TASK INSTRUCTIONS. Every line that contains the word "title" should be copied.

[Figure data in JSON]

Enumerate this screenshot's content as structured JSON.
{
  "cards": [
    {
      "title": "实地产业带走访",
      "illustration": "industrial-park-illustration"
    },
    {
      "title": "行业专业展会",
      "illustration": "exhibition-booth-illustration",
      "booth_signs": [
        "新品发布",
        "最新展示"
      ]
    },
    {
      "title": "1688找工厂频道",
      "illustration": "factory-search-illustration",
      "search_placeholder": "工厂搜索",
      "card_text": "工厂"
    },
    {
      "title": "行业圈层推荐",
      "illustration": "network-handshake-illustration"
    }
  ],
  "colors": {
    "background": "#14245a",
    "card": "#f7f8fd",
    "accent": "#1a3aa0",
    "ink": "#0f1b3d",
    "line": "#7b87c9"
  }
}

SOLUTION FOR THIS PROBLEM.
      "title": "实地产业带走访",
      "title": "行业专业展会",
      "title": "1688找工厂频道",
      "title": "行业圈层推荐",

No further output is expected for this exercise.